(Excerpts from a layout annotation set)

* Begin *

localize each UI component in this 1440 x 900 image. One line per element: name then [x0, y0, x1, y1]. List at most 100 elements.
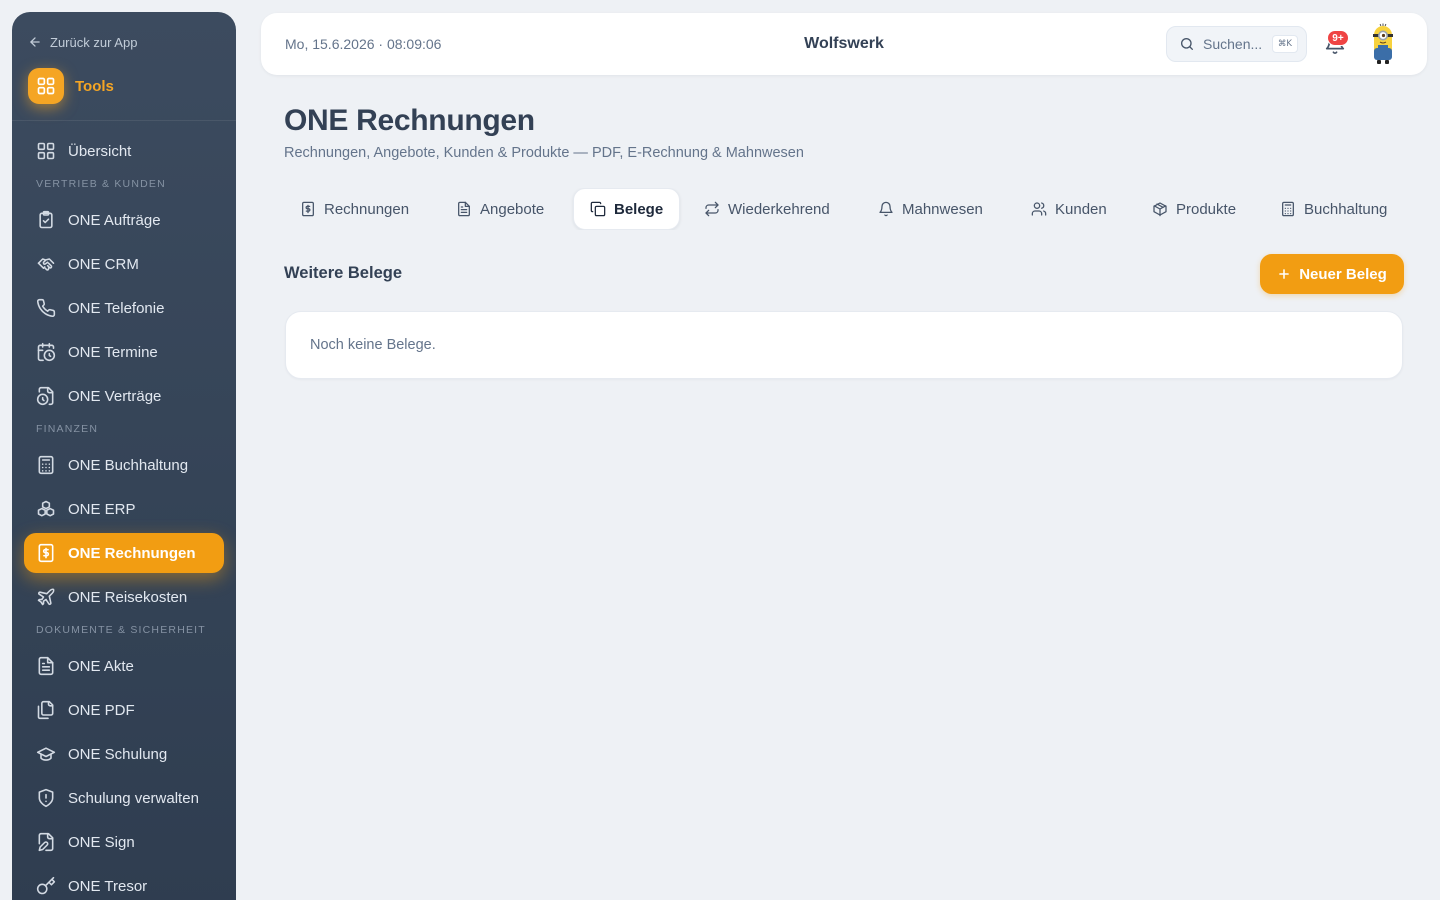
sidebar-item-label: Schulung verwalten — [68, 789, 199, 807]
back-to-app-link[interactable]: Zurück zur App — [28, 32, 137, 52]
search-placeholder: Suchen... — [1203, 36, 1263, 52]
tab-label: Wiederkehrend — [728, 200, 830, 218]
grid-icon — [28, 68, 64, 104]
tab-label: Buchhaltung — [1304, 200, 1388, 218]
sidebar-item-one-termine[interactable]: ONE Termine — [24, 332, 224, 372]
file-clock-icon — [36, 386, 56, 406]
users-icon — [1031, 201, 1047, 217]
search-shortcut: ⌘K — [1271, 35, 1298, 53]
sidebar-item-one-reisekosten[interactable]: ONE Reisekosten — [24, 577, 224, 617]
arrow-left-icon — [28, 35, 42, 49]
sidebar-item-label: ONE Verträge — [68, 387, 162, 405]
current-datetime: Mo, 15.6.2026 · 08:09:06 — [285, 36, 442, 52]
tab-label: Rechnungen — [324, 200, 410, 218]
sidebar-item-label: ONE Termine — [68, 343, 158, 361]
nav-section-finanzen: FINANZEN — [36, 423, 99, 435]
tab-produkte[interactable]: Produkte — [1136, 188, 1252, 230]
boxes-icon — [36, 499, 56, 519]
sidebar-item-one-telefonie[interactable]: ONE Telefonie — [24, 288, 224, 328]
grid-icon — [36, 141, 56, 161]
tab-buchhaltung[interactable]: Buchhaltung — [1264, 188, 1403, 230]
calendar-clock-icon — [36, 342, 56, 362]
sidebar-item-label: Übersicht — [68, 142, 132, 160]
search-input[interactable]: Suchen... ⌘K — [1166, 26, 1307, 62]
sidebar-item-one-buchhaltung[interactable]: ONE Buchhaltung — [24, 445, 224, 485]
tab-label: Mahnwesen — [902, 200, 983, 218]
brand-label: Tools — [75, 77, 114, 95]
search-icon — [1179, 36, 1195, 52]
key-icon — [36, 876, 56, 896]
page-title: ONE Rechnungen — [284, 104, 535, 137]
receipt-icon — [300, 201, 316, 217]
plane-icon — [36, 587, 56, 607]
tab-label: Produkte — [1176, 200, 1237, 218]
new-receipt-label: Neuer Beleg — [1299, 265, 1387, 283]
file-text-icon — [36, 656, 56, 676]
phone-icon — [36, 298, 56, 318]
tab-rechnungen[interactable]: Rechnungen — [284, 188, 425, 230]
plus-icon — [1277, 267, 1291, 281]
calculator-icon — [1280, 201, 1296, 217]
file-pen-icon — [36, 832, 56, 852]
bell-icon — [878, 201, 894, 217]
repeat-icon — [704, 201, 720, 217]
back-to-app-label: Zurück zur App — [50, 34, 138, 50]
sidebar-item-uebersicht[interactable]: Übersicht — [24, 131, 224, 171]
tab-mahnwesen[interactable]: Mahnwesen — [862, 188, 999, 230]
sidebar-item-label: ONE Aufträge — [68, 211, 161, 229]
empty-state-text: Noch keine Belege. — [310, 337, 436, 353]
sidebar-item-label: ONE Tresor — [68, 877, 148, 895]
sidebar-item-schulung-verwalten[interactable]: Schulung verwalten — [24, 778, 224, 818]
sidebar-item-label: ONE Sign — [68, 833, 135, 851]
sidebar-item-label: ONE Reisekosten — [68, 588, 188, 606]
notification-count-badge: 9+ — [1327, 30, 1349, 46]
sidebar-item-label: ONE ERP — [68, 500, 136, 518]
shield-icon — [36, 788, 56, 808]
tab-angebote[interactable]: Angebote — [440, 188, 560, 230]
calculator-icon — [36, 455, 56, 475]
sidebar: Zurück zur App Tools Übersicht VERTRIEB &… — [12, 12, 236, 900]
sidebar-item-label: ONE Buchhaltung — [68, 456, 189, 474]
page-subtitle: Rechnungen, Angebote, Kunden & Produkte … — [284, 145, 804, 161]
handshake-icon — [36, 254, 56, 274]
user-avatar[interactable] — [1367, 23, 1399, 65]
empty-state-card: Noch keine Belege. — [285, 311, 1403, 379]
receipt-dollar-icon — [36, 543, 56, 563]
sidebar-item-one-sign[interactable]: ONE Sign — [24, 822, 224, 862]
package-icon — [1152, 201, 1168, 217]
sidebar-item-one-akte[interactable]: ONE Akte — [24, 646, 224, 686]
sidebar-item-one-rechnungen[interactable]: ONE Rechnungen — [24, 533, 224, 573]
sidebar-item-label: ONE Schulung — [68, 745, 168, 763]
sidebar-item-one-erp[interactable]: ONE ERP — [24, 489, 224, 529]
section-title: Weitere Belege — [284, 264, 402, 282]
tab-belege[interactable]: Belege — [573, 188, 681, 230]
tab-label: Angebote — [480, 200, 545, 218]
sidebar-item-one-pdf[interactable]: ONE PDF — [24, 690, 224, 730]
sidebar-item-label: ONE Telefonie — [68, 299, 165, 317]
tab-kunden[interactable]: Kunden — [1015, 188, 1123, 230]
sidebar-item-one-vertraege[interactable]: ONE Verträge — [24, 376, 224, 416]
tab-label: Kunden — [1055, 200, 1107, 218]
nav-section-dokumente-and-sicherheit: DOKUMENTE & SICHERHEIT — [36, 624, 206, 636]
tab-label: Belege — [614, 200, 664, 218]
sidebar-item-one-schulung[interactable]: ONE Schulung — [24, 734, 224, 774]
sidebar-item-label: ONE CRM — [68, 255, 139, 273]
sidebar-item-label: ONE PDF — [68, 701, 135, 719]
tab-wiederkehrend[interactable]: Wiederkehrend — [688, 188, 846, 230]
graduation-cap-icon — [36, 744, 56, 764]
copy-icon — [590, 201, 606, 217]
tools-brand[interactable]: Tools — [28, 68, 114, 104]
sidebar-item-label: ONE Akte — [68, 657, 134, 675]
sidebar-item-label: ONE Rechnungen — [68, 544, 196, 562]
clipboard-check-icon — [36, 210, 56, 230]
sidebar-divider — [12, 120, 236, 121]
sidebar-item-one-auftraege[interactable]: ONE Aufträge — [24, 200, 224, 240]
nav-section-vertrieb-and-kunden: VERTRIEB & KUNDEN — [36, 178, 166, 190]
sidebar-item-one-crm[interactable]: ONE CRM — [24, 244, 224, 284]
tab-bar: Rechnungen Angebote Belege Wiederkehrend Mah… — [284, 188, 1440, 230]
sidebar-nav: Übersicht VERTRIEB & KUNDEN ONE Aufträge ON… — [24, 131, 224, 900]
files-icon — [36, 700, 56, 720]
top-bar: Mo, 15.6.2026 · 08:09:06 Wolfswerk Suche… — [261, 13, 1427, 75]
new-receipt-button[interactable]: Neuer Beleg — [1260, 254, 1404, 294]
sidebar-item-one-tresor[interactable]: ONE Tresor — [24, 866, 224, 900]
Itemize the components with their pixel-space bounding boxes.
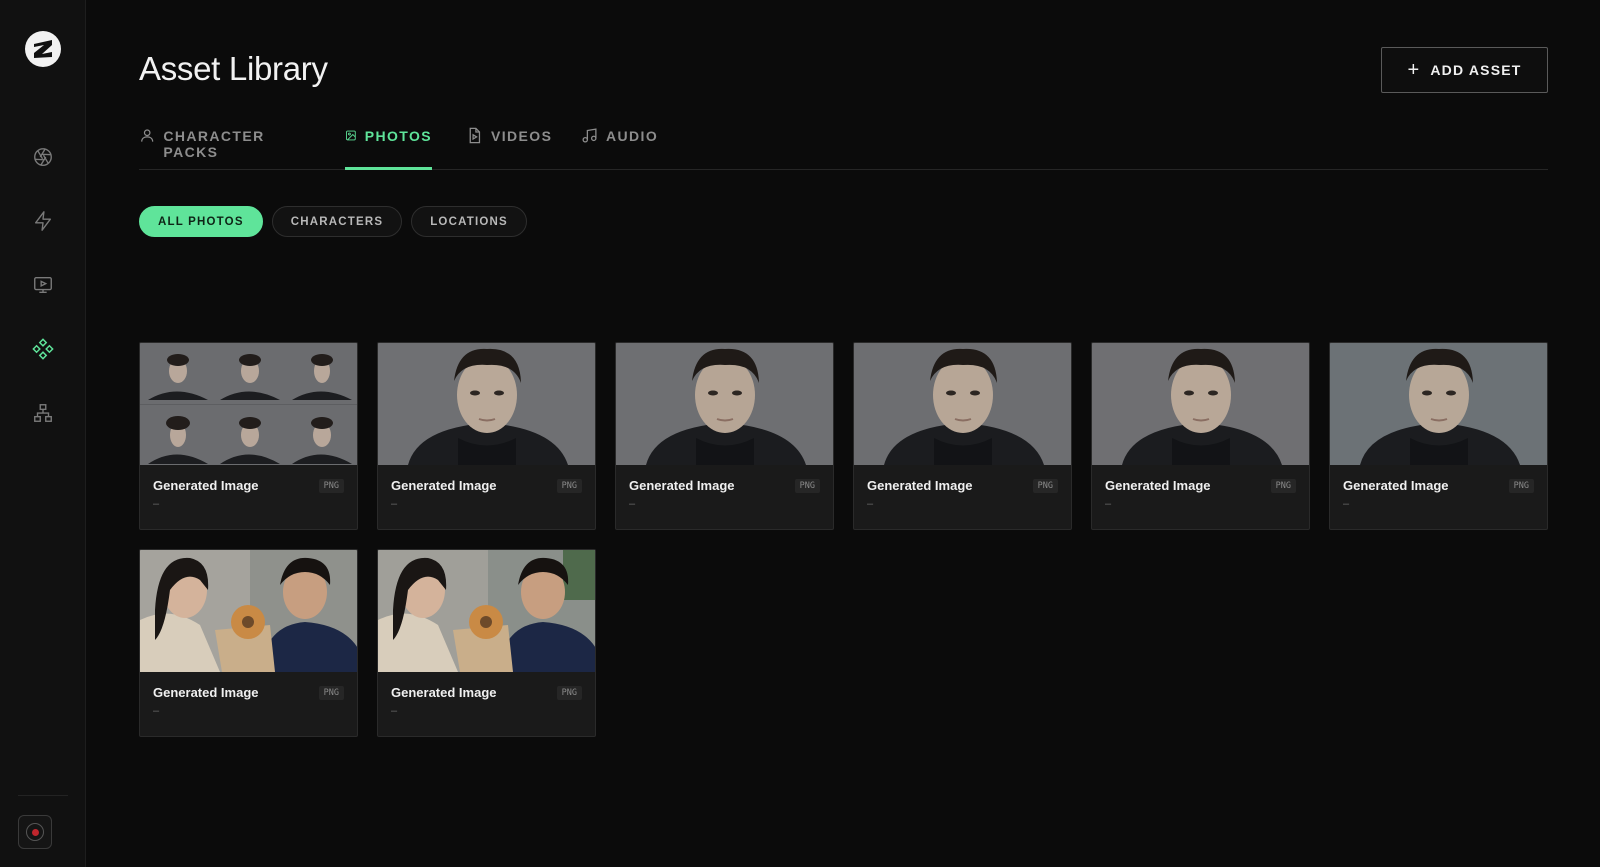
tab-label: PHOTOS <box>364 128 432 144</box>
filter-all-photos[interactable]: ALL PHOTOS <box>139 206 263 237</box>
filter-characters[interactable]: CHARACTERS <box>271 206 403 237</box>
asset-subtitle: – <box>153 498 160 510</box>
asset-title: Generated Image <box>391 685 497 700</box>
page-title: Asset Library <box>139 50 328 87</box>
asset-card[interactable]: Generated Image – PNG <box>1091 342 1310 530</box>
format-badge: PNG <box>556 686 582 700</box>
music-note-icon <box>582 128 597 143</box>
asset-card[interactable]: Generated Image – PNG <box>139 549 358 737</box>
asset-thumbnail <box>378 343 595 465</box>
format-badge: PNG <box>1508 479 1534 493</box>
add-asset-button[interactable]: + ADD ASSET <box>1381 47 1548 93</box>
tab-label: CHARACTER PACKS <box>163 128 265 160</box>
tab-label: AUDIO <box>606 128 659 144</box>
asset-card[interactable]: Generated Image – PNG <box>1329 342 1548 530</box>
record-button[interactable] <box>18 815 52 849</box>
asset-title: Generated Image <box>391 478 497 493</box>
asset-card[interactable]: Generated Image – PNG <box>139 342 358 530</box>
asset-subtitle: – <box>391 498 398 510</box>
tab-bar: CHARACTER PACKS PHOTOS VIDEOS AUDIO <box>139 120 1548 170</box>
asset-subtitle: – <box>1343 498 1350 510</box>
image-icon <box>346 130 356 141</box>
asset-subtitle: – <box>629 498 636 510</box>
asset-thumbnail <box>616 343 833 465</box>
format-badge: PNG <box>556 479 582 493</box>
asset-thumbnail <box>378 550 595 672</box>
asset-thumbnail <box>140 343 357 465</box>
asset-thumbnail <box>1330 343 1547 465</box>
app-logo[interactable] <box>25 31 61 67</box>
asset-subtitle: – <box>867 498 874 510</box>
asset-library-icon[interactable] <box>31 337 55 361</box>
asset-card[interactable]: Generated Image – PNG <box>377 549 596 737</box>
asset-grid: Generated Image – PNG Generated Image – … <box>139 342 1548 737</box>
record-icon <box>26 823 44 841</box>
format-badge: PNG <box>318 479 344 493</box>
sidebar-divider <box>18 795 68 796</box>
main-content: Asset Library + ADD ASSET CHARACTER PACK… <box>86 0 1600 867</box>
camera-aperture-icon[interactable] <box>31 145 55 169</box>
plus-icon: + <box>1407 59 1421 81</box>
asset-card[interactable]: Generated Image – PNG <box>615 342 834 530</box>
asset-subtitle: – <box>391 705 398 717</box>
format-badge: PNG <box>794 479 820 493</box>
asset-subtitle: – <box>153 705 160 717</box>
asset-title: Generated Image <box>867 478 973 493</box>
asset-card[interactable]: Generated Image – PNG <box>377 342 596 530</box>
tab-audio[interactable]: AUDIO <box>581 120 661 170</box>
asset-title: Generated Image <box>1105 478 1211 493</box>
video-screen-icon[interactable] <box>31 273 55 297</box>
logo-icon <box>34 40 52 58</box>
tab-character-packs[interactable]: CHARACTER PACKS <box>139 120 319 170</box>
asset-thumbnail <box>1092 343 1309 465</box>
sidebar <box>0 0 86 867</box>
hierarchy-icon[interactable] <box>31 401 55 425</box>
format-badge: PNG <box>1032 479 1058 493</box>
video-file-icon <box>469 127 481 144</box>
filter-locations[interactable]: LOCATIONS <box>411 206 527 237</box>
tab-videos[interactable]: VIDEOS <box>466 120 556 170</box>
format-badge: PNG <box>318 686 344 700</box>
asset-subtitle: – <box>1105 498 1112 510</box>
asset-thumbnail <box>140 550 357 672</box>
user-icon <box>141 129 154 142</box>
format-badge: PNG <box>1270 479 1296 493</box>
lightning-icon[interactable] <box>31 209 55 233</box>
asset-thumbnail <box>854 343 1071 465</box>
asset-title: Generated Image <box>153 478 259 493</box>
add-asset-label: ADD ASSET <box>1430 62 1522 78</box>
asset-title: Generated Image <box>629 478 735 493</box>
tab-photos[interactable]: PHOTOS <box>345 120 432 170</box>
tab-label: VIDEOS <box>491 128 553 144</box>
asset-title: Generated Image <box>1343 478 1449 493</box>
asset-card[interactable]: Generated Image – PNG <box>853 342 1072 530</box>
filter-chips: ALL PHOTOS CHARACTERS LOCATIONS <box>139 206 527 237</box>
asset-title: Generated Image <box>153 685 259 700</box>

* End *

(GOAL): Format the lines from the one containing "tab-label: PHOTOS <box>364 128 432 144</box>" up to and including the one containing "app-logo[interactable] <box>25 31 61 67</box>" as a Markdown table with two columns, Row and Line, skipping any blank lines.

(ANSWER IN FULL):
| Row | Line |
|---|---|
| 1 | tab-label: PHOTOS <box>364 128 432 144</box> |
| 2 | filter-all-photos[interactable]: ALL PHOTOS <box>139 206 263 237</box> |
| 3 | filter-characters[interactable]: CHARACTERS <box>271 206 403 237</box> |
| 4 | asset-subtitle: – <box>153 498 160 510</box> |
| 5 | asset-title: Generated Image <box>391 685 497 700</box> |
| 6 | page-title: Asset Library <box>139 50 328 87</box> |
| 7 | asset-card[interactable]: Generated Image – PNG <box>1091 342 1310 530</box> |
| 8 | format-badge: PNG <box>556 686 582 700</box> |
| 9 | music-note-icon <box>582 128 597 143</box> |
| 10 | asset-card[interactable]: Generated Image – PNG <box>139 549 358 737</box> |
| 11 | asset-thumbnail <box>378 343 595 465</box> |
| 12 | format-badge: PNG <box>1508 479 1534 493</box> |
| 13 | add-asset-button[interactable]: + ADD ASSET <box>1381 47 1548 93</box> |
| 14 | tab-label: CHARACTER PACKS <box>163 128 265 160</box> |
| 15 | tab-label: AUDIO <box>606 128 659 144</box> |
| 16 | asset-card[interactable]: Generated Image – PNG <box>1329 342 1548 530</box> |
| 17 | record-button[interactable] <box>18 815 52 849</box> |
| 18 | asset-title: Generated Image <box>391 478 497 493</box> |
| 19 | asset-card[interactable]: Generated Image – PNG <box>139 342 358 530</box> |
| 20 | asset-subtitle: – <box>391 498 398 510</box> |
| 21 | tab-bar: CHARACTER PACKS PHOTOS VIDEOS AUDIO <box>139 120 1548 170</box> |
| 22 | asset-subtitle: – <box>1343 498 1350 510</box> |
| 23 | image-icon <box>346 130 356 141</box> |
| 24 | asset-subtitle: – <box>629 498 636 510</box> |
| 25 | asset-thumbnail <box>616 343 833 465</box> |
| 26 | format-badge: PNG <box>556 479 582 493</box> |
| 27 | asset-thumbnail <box>378 550 595 672</box> |
| 28 | asset-thumbnail <box>140 343 357 465</box> |
| 29 | asset-thumbnail <box>1330 343 1547 465</box> |
| 30 | app-logo[interactable] <box>25 31 61 67</box> |